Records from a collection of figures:
— begin —

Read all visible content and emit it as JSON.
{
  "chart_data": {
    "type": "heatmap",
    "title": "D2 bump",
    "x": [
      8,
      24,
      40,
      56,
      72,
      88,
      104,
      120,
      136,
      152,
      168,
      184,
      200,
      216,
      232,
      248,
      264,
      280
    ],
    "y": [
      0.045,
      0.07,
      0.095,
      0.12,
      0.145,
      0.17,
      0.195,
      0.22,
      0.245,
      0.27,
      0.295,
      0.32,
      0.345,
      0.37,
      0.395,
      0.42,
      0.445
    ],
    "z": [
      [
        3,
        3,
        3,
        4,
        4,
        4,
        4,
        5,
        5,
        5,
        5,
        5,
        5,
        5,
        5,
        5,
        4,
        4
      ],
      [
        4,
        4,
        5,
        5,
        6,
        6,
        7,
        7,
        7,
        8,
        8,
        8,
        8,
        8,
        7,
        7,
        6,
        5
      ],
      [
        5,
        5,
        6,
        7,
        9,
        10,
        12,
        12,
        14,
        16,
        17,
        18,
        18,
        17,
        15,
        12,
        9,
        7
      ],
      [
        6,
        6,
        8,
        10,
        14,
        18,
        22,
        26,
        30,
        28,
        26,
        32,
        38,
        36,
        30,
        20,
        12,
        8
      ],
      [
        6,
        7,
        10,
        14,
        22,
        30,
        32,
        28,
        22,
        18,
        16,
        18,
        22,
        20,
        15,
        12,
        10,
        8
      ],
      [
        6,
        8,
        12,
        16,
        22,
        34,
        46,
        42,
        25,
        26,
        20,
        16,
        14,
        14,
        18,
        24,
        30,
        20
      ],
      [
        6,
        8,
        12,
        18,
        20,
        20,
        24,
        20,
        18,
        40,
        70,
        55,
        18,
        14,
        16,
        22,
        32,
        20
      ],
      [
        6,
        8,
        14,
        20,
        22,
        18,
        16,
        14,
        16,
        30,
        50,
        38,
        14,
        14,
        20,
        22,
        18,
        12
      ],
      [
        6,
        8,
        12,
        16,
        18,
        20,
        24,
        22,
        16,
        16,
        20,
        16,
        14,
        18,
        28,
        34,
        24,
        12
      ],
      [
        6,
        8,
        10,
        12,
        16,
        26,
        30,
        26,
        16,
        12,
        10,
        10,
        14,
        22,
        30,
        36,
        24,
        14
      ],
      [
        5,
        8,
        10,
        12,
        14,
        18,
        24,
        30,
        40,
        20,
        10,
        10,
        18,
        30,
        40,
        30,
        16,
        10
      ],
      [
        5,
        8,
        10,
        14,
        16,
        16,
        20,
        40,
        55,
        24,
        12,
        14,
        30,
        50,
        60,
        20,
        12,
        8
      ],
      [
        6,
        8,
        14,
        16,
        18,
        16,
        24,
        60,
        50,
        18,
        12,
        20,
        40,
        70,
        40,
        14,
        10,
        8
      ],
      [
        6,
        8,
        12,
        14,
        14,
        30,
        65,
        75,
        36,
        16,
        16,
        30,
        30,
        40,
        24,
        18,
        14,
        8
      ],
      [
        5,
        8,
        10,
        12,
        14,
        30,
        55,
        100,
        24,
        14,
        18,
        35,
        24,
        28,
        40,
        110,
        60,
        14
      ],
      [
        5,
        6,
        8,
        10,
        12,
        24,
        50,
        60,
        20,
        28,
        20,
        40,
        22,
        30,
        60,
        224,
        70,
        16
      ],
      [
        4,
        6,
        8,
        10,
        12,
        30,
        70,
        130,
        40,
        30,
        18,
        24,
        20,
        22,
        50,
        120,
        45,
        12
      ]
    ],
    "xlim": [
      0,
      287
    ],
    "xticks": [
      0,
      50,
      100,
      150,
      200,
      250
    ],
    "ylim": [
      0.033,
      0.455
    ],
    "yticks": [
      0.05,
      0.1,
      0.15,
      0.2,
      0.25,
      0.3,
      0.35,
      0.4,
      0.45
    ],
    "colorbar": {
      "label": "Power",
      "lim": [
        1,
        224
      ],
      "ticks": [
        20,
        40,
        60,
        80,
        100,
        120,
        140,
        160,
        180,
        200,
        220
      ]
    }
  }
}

— end —

Given problem — Send back all of the entries exactly, with nothing missing.

Final result —
Read all visible content and emit it as JSON.
{
  "chart_data": {
    "type": "heatmap",
    "title": "D2 bump",
    "x": [
      8,
      24,
      40,
      56,
      72,
      88,
      104,
      120,
      136,
      152,
      168,
      184,
      200,
      216,
      232,
      248,
      264,
      280
    ],
    "y": [
      0.045,
      0.07,
      0.095,
      0.12,
      0.145,
      0.17,
      0.195,
      0.22,
      0.245,
      0.27,
      0.295,
      0.32,
      0.345,
      0.37,
      0.395,
      0.42,
      0.445
    ],
    "z": [
      [
        3,
        3,
        3,
        4,
        4,
        4,
        4,
        5,
        5,
        5,
        5,
        5,
        5,
        5,
        5,
        5,
        4,
        4
      ],
      [
        4,
        4,
        5,
        5,
        6,
        6,
        7,
        7,
        7,
        8,
        8,
        8,
        8,
        8,
        7,
        7,
        6,
        5
      ],
      [
        5,
        5,
        6,
        7,
        9,
        10,
        12,
        12,
        14,
        16,
        17,
        18,
        18,
        17,
        15,
        12,
        9,
        7
      ],
      [
        6,
        6,
        8,
        10,
        14,
        18,
        22,
        26,
        30,
        28,
        26,
        32,
        38,
        36,
        30,
        20,
        12,
        8
      ],
      [
        6,
        7,
        10,
        14,
        22,
        30,
        32,
        28,
        22,
        18,
        16,
        18,
        22,
        20,
        15,
        12,
        10,
        8
      ],
      [
        6,
        8,
        12,
        16,
        22,
        34,
        46,
        42,
        25,
        26,
        20,
        16,
        14,
        14,
        18,
        24,
        30,
        20
      ],
      [
        6,
        8,
        12,
        18,
        20,
        20,
        24,
        20,
        18,
        40,
        70,
        55,
        18,
        14,
        16,
        22,
        32,
        20
      ],
      [
        6,
        8,
        14,
        20,
        22,
        18,
        16,
        14,
        16,
        30,
        50,
        38,
        14,
        14,
        20,
        22,
        18,
        12
      ],
      [
        6,
        8,
        12,
        16,
        18,
        20,
        24,
        22,
        16,
        16,
        20,
        16,
        14,
        18,
        28,
        34,
        24,
        12
      ],
      [
        6,
        8,
        10,
        12,
        16,
        26,
        30,
        26,
        16,
        12,
        10,
        10,
        14,
        22,
        30,
        36,
        24,
        14
      ],
      [
        5,
        8,
        10,
        12,
        14,
        18,
        24,
        30,
        40,
        20,
        10,
        10,
        18,
        30,
        40,
        30,
        16,
        10
      ],
      [
        5,
        8,
        10,
        14,
        16,
        16,
        20,
        40,
        55,
        24,
        12,
        14,
        30,
        50,
        60,
        20,
        12,
        8
      ],
      [
        6,
        8,
        14,
        16,
        18,
        16,
        24,
        60,
        50,
        18,
        12,
        20,
        40,
        70,
        40,
        14,
        10,
        8
      ],
      [
        6,
        8,
        12,
        14,
        14,
        30,
        65,
        75,
        36,
        16,
        16,
        30,
        30,
        40,
        24,
        18,
        14,
        8
      ],
      [
        5,
        8,
        10,
        12,
        14,
        30,
        55,
        100,
        24,
        14,
        18,
        35,
        24,
        28,
        40,
        110,
        60,
        14
      ],
      [
        5,
        6,
        8,
        10,
        12,
        24,
        50,
        60,
        20,
        28,
        20,
        40,
        22,
        30,
        60,
        224,
        70,
        16
      ],
      [
        4,
        6,
        8,
        10,
        12,
        30,
        70,
        130,
        40,
        30,
        18,
        24,
        20,
        22,
        50,
        120,
        45,
        12
      ]
    ],
    "xlim": [
      0,
      287
    ],
    "xticks": [
      0,
      50,
      100,
      150,
      200,
      250
    ],
    "ylim": [
      0.033,
      0.455
    ],
    "yticks": [
      0.05,
      0.1,
      0.15,
      0.2,
      0.25,
      0.3,
      0.35,
      0.4,
      0.45
    ],
    "colorbar": {
      "label": "Power",
      "lim": [
        1,
        224
      ],
      "ticks": [
        20,
        40,
        60,
        80,
        100,
        120,
        140,
        160,
        180,
        200,
        220
      ]
    }
  }
}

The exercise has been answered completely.